> Problem statement
Copy each line where the word "Feldmarschall" occurs.

> Extracted entries
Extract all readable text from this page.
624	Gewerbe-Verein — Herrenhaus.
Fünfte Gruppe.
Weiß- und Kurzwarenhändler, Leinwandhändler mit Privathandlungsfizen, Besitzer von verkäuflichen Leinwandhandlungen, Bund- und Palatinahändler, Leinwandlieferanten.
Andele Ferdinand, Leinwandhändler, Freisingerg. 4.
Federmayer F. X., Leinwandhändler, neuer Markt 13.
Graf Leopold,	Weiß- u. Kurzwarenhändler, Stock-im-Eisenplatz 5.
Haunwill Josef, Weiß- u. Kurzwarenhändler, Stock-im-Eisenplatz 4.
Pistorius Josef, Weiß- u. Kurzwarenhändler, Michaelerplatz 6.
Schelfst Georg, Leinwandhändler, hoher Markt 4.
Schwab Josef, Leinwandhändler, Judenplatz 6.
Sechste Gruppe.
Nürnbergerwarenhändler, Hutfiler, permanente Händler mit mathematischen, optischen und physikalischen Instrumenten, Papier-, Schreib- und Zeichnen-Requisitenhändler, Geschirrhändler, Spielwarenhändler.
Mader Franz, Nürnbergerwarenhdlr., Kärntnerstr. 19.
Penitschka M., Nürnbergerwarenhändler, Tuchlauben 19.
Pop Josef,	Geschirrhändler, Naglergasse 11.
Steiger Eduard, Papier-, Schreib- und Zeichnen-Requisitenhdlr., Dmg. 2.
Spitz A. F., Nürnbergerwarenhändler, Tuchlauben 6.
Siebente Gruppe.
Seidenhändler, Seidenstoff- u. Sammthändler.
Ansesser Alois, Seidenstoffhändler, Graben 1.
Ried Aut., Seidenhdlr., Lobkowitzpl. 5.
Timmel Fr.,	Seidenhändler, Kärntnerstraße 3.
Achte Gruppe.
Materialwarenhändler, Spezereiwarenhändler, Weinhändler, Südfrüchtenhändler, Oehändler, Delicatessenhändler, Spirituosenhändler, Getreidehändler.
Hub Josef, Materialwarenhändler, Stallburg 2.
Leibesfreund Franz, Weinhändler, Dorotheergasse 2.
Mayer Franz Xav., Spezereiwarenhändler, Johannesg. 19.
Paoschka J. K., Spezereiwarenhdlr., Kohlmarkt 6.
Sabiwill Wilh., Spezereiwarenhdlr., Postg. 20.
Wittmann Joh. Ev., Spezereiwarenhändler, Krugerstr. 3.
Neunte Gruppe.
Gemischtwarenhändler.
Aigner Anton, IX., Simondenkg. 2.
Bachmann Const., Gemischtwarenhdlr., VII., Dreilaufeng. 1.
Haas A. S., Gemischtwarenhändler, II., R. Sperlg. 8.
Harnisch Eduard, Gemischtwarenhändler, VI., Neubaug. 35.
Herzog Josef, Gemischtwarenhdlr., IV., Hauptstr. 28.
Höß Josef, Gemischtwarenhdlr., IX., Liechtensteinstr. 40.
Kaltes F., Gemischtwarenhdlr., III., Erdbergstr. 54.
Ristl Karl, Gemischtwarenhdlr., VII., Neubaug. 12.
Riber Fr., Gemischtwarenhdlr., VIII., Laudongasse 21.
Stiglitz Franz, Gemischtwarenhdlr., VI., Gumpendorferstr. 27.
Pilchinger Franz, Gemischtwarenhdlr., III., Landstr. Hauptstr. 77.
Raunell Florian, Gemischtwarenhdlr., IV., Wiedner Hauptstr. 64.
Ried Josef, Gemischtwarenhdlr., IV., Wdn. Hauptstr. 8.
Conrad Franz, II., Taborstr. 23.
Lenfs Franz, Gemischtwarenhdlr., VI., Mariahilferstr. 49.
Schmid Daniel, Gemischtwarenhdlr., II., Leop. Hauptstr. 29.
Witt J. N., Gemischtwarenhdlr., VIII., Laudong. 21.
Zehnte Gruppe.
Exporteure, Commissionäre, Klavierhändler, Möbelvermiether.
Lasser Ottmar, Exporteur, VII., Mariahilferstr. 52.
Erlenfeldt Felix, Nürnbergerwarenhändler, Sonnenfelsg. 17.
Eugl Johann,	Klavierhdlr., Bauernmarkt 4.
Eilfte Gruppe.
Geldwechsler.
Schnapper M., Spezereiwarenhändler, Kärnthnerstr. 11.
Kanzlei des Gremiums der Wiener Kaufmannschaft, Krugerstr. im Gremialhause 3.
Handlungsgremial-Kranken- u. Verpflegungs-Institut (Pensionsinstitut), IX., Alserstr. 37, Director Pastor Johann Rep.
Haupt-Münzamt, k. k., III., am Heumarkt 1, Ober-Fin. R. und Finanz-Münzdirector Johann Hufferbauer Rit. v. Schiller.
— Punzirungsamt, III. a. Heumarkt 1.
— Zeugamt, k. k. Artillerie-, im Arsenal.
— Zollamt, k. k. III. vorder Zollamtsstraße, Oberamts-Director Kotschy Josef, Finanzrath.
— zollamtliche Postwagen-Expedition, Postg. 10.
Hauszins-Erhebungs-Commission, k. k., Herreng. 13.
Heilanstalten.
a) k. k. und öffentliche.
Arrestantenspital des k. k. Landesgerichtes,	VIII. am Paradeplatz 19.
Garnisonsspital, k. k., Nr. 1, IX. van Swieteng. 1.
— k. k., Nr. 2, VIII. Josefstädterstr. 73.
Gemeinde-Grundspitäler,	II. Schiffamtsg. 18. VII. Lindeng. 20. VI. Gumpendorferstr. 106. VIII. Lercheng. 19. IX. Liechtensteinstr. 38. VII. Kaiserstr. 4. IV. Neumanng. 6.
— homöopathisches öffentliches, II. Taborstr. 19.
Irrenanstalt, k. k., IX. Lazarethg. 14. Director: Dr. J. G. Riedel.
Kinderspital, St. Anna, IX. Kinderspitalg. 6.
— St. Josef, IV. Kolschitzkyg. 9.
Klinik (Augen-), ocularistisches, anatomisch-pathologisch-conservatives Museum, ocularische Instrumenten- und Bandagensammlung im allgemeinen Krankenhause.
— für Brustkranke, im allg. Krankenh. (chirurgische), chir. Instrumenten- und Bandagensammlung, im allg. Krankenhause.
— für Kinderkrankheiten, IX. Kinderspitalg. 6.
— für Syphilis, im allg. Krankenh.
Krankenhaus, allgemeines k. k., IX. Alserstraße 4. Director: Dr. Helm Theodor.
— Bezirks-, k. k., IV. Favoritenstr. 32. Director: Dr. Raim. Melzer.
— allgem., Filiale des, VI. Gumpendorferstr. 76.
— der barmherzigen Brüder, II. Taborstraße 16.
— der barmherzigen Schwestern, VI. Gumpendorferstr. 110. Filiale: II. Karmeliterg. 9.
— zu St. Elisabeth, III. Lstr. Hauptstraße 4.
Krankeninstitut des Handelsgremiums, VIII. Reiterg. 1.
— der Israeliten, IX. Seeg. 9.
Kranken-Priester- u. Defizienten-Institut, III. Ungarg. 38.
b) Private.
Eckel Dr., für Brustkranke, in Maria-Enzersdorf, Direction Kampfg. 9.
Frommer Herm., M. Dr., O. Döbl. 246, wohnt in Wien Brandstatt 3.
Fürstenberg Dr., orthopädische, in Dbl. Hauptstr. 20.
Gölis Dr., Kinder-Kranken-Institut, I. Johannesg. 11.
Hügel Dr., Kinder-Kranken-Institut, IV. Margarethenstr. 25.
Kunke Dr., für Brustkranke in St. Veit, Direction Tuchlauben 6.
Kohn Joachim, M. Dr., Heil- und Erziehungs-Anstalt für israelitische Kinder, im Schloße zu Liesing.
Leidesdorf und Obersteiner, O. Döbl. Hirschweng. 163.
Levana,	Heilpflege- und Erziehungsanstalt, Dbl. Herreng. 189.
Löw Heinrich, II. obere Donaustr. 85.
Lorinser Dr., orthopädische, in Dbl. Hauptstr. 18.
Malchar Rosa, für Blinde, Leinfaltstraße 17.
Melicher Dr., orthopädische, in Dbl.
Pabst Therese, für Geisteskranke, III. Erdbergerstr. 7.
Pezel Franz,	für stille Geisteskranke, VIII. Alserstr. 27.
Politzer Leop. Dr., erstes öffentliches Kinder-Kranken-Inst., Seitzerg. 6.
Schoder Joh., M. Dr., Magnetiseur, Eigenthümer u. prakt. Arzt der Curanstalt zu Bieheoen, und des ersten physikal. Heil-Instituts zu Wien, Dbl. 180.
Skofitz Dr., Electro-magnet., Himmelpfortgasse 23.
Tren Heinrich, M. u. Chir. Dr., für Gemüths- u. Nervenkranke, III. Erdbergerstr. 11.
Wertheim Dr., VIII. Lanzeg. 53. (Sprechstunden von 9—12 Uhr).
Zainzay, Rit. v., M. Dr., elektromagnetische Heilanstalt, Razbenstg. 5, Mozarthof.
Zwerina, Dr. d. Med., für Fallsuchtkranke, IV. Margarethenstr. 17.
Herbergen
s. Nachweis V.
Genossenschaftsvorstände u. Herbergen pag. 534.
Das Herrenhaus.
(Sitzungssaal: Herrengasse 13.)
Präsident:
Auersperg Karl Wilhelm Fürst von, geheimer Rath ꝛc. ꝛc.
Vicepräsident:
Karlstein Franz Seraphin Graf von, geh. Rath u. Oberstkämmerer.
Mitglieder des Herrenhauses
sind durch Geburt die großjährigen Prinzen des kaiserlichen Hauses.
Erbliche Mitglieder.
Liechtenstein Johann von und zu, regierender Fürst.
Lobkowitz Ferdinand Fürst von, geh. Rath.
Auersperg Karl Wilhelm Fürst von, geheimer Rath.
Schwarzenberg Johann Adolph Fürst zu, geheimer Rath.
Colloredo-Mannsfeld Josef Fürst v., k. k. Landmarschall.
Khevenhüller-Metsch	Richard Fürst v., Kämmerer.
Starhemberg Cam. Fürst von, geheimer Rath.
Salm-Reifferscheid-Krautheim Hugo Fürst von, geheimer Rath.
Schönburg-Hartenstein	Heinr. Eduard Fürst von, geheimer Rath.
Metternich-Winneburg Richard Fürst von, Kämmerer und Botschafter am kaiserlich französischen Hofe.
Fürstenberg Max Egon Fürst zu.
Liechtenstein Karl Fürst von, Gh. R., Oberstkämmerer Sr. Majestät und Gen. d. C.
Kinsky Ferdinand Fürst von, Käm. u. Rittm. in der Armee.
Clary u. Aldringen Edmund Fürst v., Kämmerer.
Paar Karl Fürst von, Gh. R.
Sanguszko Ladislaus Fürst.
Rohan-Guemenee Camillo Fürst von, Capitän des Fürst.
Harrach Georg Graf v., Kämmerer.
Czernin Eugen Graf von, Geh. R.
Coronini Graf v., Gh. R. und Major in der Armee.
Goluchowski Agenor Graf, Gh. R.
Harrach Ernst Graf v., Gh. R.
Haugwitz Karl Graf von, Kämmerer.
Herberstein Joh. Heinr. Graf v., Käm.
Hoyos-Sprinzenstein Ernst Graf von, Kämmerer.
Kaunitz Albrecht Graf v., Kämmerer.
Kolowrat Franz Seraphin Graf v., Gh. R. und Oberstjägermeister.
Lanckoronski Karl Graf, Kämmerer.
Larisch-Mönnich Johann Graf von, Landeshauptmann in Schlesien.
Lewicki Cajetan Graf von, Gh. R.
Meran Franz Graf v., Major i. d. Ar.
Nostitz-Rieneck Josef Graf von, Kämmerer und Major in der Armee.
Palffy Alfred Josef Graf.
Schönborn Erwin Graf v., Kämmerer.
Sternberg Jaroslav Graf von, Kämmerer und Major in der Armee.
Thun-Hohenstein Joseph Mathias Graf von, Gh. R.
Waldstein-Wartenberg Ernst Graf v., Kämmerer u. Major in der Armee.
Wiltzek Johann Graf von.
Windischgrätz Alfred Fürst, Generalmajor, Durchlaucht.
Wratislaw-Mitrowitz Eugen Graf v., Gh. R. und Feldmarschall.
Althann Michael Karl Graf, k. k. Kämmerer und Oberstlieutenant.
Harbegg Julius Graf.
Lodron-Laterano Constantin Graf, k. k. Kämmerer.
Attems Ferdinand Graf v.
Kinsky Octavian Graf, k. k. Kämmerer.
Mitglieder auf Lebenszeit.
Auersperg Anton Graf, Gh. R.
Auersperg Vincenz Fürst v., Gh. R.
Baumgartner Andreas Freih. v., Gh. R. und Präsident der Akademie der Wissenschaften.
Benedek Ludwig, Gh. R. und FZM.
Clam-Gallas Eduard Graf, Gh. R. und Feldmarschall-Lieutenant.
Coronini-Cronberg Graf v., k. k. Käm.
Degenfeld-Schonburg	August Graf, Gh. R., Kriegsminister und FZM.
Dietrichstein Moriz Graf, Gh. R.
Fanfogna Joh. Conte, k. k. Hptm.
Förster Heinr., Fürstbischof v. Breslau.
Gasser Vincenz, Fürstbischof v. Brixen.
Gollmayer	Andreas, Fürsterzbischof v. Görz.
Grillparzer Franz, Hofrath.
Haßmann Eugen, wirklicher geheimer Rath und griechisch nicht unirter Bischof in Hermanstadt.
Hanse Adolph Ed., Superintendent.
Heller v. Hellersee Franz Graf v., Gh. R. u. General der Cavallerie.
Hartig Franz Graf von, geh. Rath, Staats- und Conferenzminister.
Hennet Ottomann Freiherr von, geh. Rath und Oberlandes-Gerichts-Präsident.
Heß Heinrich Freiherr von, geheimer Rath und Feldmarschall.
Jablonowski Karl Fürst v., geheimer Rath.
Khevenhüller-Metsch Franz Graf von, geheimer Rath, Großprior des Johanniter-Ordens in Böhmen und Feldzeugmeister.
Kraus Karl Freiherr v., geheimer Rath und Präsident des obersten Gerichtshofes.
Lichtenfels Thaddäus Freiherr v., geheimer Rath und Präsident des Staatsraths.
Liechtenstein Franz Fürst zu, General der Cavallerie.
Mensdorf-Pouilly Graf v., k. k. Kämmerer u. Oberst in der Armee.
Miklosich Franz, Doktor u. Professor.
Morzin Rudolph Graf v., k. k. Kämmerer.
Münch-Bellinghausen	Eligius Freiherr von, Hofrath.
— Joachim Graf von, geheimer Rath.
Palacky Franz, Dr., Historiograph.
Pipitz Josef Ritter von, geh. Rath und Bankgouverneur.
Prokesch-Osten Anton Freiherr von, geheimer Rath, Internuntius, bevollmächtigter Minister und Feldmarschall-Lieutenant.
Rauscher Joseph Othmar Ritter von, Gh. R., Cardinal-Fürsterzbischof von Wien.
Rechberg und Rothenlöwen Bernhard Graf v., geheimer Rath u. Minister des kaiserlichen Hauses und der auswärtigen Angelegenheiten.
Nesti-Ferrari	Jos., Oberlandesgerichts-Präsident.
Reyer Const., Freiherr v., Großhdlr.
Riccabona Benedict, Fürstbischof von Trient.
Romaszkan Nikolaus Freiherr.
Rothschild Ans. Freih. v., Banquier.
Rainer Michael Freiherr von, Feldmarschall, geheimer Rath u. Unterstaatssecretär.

> The answer
Wratislaw-Mitrowitz Eugen Graf v., Gh. R. und Feldmarschall.
Clam-Gallas Eduard Graf, Gh. R. und Feldmarschall-Lieutenant.
Heß Heinrich Freiherr von, geheimer Rath und Feldmarschall.
Prokesch-Osten Anton Freiherr von, geheimer Rath, Internuntius, bevollmächtigter Minister und Feldmarschall-Lieutenant.
Rainer Michael Freiherr von, Feldmarschall, geheimer Rath u. Unterstaatssecretär.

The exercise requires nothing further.